WRITTEN TASK: For each line below that contains the string "name", copy that line.

-----

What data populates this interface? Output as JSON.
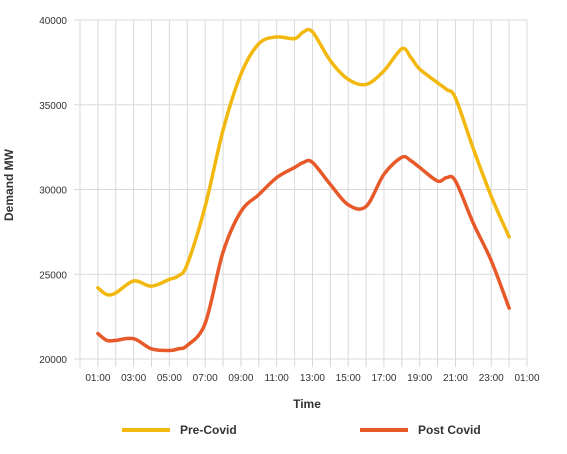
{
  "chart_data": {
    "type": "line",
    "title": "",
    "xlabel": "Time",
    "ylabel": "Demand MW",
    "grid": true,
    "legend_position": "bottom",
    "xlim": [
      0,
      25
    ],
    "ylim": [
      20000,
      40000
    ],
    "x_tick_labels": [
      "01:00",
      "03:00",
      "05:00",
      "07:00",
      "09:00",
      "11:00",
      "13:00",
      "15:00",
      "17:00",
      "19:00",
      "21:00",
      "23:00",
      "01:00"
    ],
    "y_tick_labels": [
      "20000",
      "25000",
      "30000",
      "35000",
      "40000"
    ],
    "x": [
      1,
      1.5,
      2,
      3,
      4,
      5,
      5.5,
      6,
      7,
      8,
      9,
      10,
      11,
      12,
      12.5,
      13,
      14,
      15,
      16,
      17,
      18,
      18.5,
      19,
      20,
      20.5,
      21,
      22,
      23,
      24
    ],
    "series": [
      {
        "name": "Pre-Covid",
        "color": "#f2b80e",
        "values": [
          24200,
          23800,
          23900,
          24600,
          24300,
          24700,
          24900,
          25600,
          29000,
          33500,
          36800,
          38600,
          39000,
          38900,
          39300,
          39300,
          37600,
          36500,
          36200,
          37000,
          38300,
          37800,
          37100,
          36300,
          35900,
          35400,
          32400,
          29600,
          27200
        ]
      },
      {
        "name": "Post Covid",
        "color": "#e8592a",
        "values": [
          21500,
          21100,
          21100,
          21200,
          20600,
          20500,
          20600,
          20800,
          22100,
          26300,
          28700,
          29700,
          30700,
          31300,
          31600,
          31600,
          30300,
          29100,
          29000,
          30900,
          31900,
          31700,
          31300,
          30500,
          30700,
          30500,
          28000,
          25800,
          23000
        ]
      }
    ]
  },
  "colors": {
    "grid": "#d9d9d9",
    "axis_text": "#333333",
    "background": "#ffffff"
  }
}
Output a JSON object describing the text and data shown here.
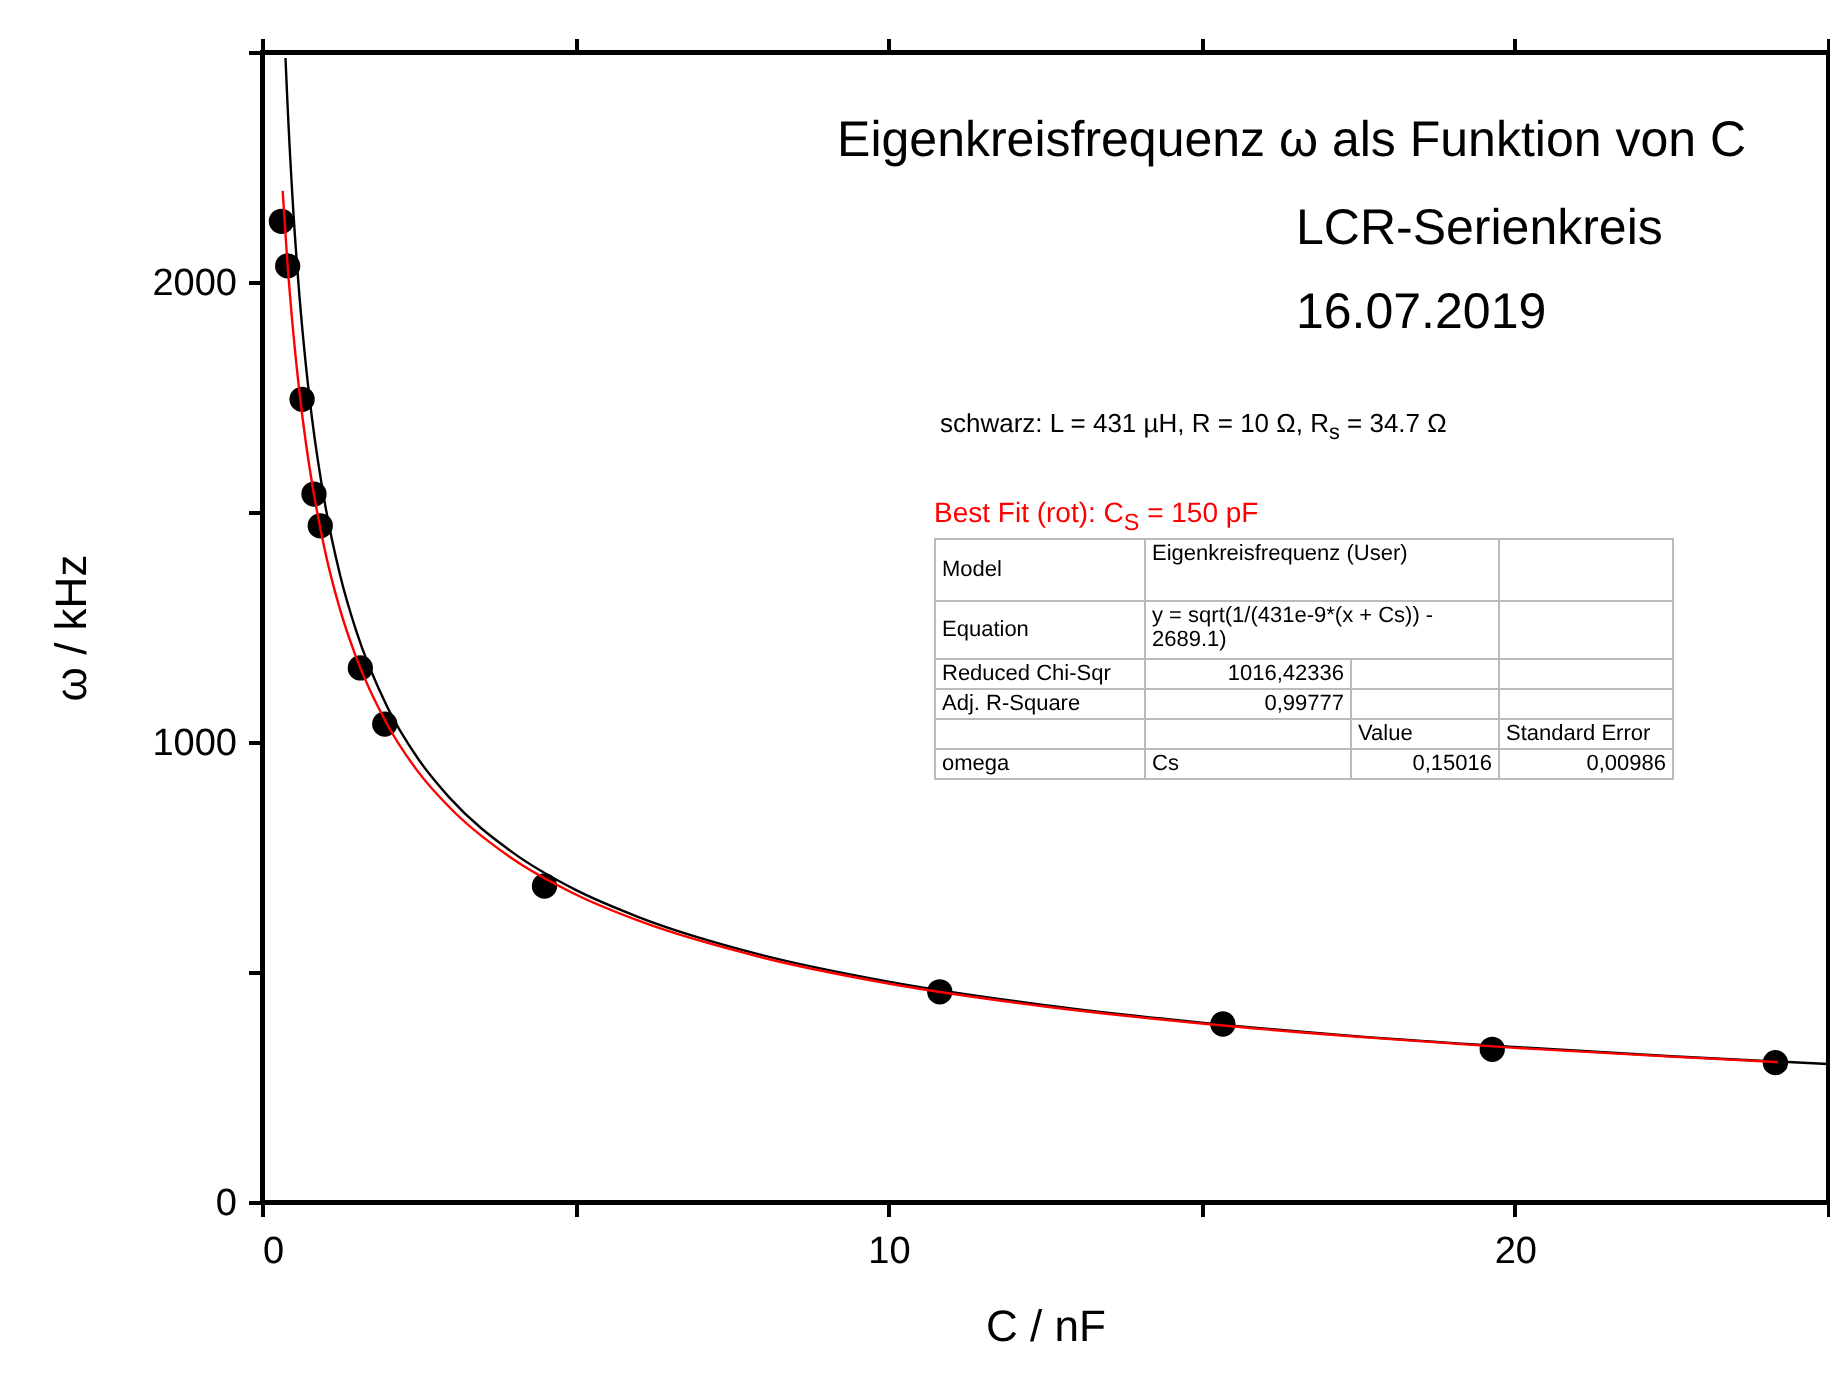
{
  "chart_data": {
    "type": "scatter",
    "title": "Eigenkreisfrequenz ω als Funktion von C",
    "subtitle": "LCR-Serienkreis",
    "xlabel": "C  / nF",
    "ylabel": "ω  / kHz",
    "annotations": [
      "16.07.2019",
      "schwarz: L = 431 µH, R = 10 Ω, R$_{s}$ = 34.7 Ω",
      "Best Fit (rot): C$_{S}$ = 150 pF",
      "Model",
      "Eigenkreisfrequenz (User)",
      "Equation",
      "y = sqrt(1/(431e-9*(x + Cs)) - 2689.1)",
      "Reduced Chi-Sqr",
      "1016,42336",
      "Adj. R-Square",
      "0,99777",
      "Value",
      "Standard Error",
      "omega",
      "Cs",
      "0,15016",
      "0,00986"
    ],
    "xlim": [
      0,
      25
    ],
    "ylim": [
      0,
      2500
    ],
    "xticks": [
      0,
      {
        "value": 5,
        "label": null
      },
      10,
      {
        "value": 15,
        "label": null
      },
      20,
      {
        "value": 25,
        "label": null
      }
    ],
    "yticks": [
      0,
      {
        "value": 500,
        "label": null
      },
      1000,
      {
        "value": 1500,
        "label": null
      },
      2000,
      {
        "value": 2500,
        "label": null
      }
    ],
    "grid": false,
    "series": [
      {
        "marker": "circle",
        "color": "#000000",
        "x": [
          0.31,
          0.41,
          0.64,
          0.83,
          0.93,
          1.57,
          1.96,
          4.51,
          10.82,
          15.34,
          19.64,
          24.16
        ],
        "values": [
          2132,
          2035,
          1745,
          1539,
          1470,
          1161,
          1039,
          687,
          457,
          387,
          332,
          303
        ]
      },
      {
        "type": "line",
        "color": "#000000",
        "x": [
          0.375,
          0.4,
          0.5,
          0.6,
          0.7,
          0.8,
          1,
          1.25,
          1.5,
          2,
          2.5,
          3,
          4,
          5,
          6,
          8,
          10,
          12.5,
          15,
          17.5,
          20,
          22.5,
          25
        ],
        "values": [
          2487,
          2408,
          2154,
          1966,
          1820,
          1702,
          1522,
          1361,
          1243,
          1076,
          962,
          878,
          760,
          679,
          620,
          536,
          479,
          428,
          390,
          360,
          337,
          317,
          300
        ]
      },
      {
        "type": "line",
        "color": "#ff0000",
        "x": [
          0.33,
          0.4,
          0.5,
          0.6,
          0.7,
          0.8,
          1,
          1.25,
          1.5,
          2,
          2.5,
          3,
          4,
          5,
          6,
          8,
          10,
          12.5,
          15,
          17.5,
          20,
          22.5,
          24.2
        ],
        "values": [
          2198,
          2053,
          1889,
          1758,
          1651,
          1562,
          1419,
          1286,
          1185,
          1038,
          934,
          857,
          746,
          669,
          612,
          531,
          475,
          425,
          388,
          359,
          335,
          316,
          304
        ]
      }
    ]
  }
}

-----

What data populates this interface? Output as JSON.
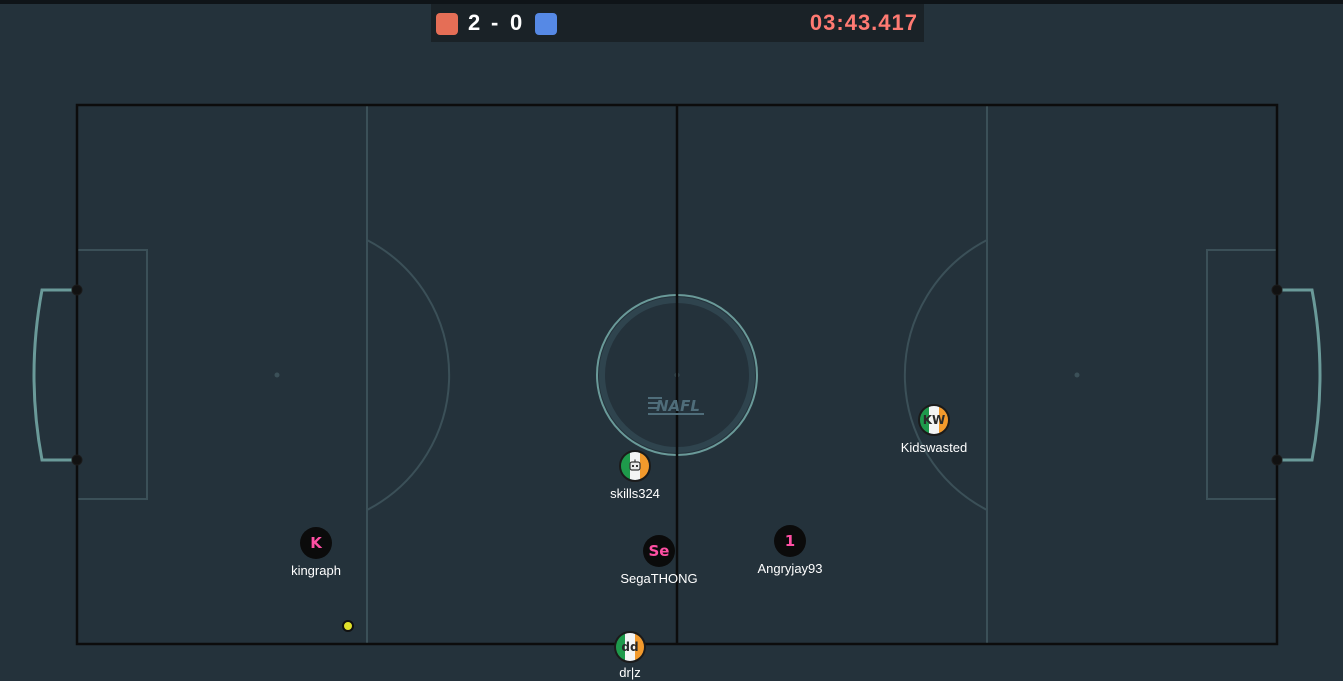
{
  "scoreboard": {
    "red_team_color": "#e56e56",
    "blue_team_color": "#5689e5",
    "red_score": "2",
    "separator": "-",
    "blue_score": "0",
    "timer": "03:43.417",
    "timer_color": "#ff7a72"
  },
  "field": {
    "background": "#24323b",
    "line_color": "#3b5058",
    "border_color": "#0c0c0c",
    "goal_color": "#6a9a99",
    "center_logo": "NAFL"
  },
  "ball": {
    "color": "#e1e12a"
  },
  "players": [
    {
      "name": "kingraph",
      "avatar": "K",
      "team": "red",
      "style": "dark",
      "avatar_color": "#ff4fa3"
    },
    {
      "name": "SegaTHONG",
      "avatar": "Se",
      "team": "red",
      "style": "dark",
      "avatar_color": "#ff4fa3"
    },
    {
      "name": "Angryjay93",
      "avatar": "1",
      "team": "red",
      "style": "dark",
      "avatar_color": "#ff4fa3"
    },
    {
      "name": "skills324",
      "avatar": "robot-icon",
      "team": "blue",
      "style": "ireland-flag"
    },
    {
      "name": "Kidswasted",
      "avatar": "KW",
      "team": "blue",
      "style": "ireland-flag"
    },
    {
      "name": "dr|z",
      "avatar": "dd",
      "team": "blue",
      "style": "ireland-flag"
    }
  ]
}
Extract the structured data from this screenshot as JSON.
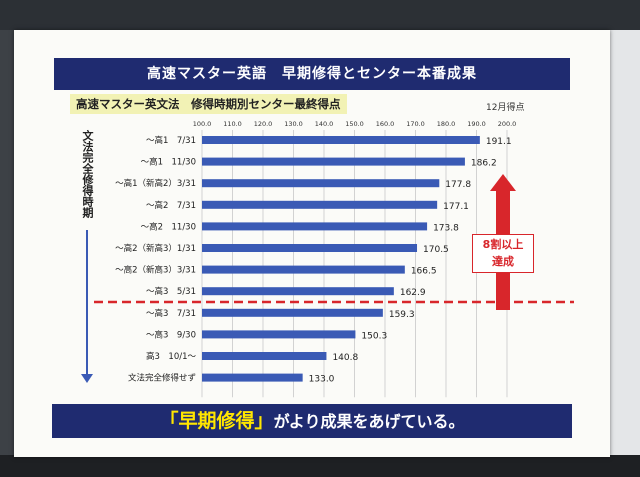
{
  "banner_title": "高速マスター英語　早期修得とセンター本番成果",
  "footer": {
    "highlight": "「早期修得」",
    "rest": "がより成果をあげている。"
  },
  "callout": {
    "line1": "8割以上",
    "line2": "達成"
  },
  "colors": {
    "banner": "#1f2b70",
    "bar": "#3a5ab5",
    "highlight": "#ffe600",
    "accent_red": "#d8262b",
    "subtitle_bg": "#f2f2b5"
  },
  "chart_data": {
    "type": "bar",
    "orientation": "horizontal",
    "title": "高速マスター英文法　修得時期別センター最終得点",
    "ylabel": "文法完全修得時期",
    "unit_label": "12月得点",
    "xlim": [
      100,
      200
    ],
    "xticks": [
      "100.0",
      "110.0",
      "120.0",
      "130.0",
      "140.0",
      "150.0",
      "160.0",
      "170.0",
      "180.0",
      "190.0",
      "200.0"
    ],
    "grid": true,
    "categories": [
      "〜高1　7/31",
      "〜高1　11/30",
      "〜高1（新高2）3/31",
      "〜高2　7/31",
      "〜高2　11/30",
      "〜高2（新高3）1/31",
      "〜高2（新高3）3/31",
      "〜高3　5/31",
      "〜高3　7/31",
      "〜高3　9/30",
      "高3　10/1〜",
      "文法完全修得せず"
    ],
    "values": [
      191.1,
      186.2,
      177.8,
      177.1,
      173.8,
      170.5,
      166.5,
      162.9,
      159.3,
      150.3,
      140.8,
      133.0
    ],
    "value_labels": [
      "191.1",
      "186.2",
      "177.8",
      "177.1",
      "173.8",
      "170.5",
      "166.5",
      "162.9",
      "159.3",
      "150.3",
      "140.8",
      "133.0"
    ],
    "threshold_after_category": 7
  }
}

-----

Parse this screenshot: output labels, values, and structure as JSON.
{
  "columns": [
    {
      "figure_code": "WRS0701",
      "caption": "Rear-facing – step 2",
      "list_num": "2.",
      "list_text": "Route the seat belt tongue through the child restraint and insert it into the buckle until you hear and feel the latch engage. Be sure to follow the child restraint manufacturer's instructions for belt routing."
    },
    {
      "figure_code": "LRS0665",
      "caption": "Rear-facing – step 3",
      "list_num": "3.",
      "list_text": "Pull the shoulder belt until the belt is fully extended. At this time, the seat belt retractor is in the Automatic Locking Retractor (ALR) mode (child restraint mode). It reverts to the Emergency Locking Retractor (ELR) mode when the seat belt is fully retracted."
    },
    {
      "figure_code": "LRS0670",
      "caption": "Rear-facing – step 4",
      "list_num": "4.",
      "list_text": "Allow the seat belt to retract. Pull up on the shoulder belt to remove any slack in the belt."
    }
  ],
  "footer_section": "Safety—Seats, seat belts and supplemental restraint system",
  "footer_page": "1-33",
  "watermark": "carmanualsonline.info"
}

-----

RIGHT ANSWER:
        "name": "Pre-Covid",
        "name": "Post Covid",
      "name": "kingraph",
      "name": "SegaTHONG",
      "name": "Angryjay93",
      "name": "skills324",
      "name": "Kidswasted",
      "name": "dr|z",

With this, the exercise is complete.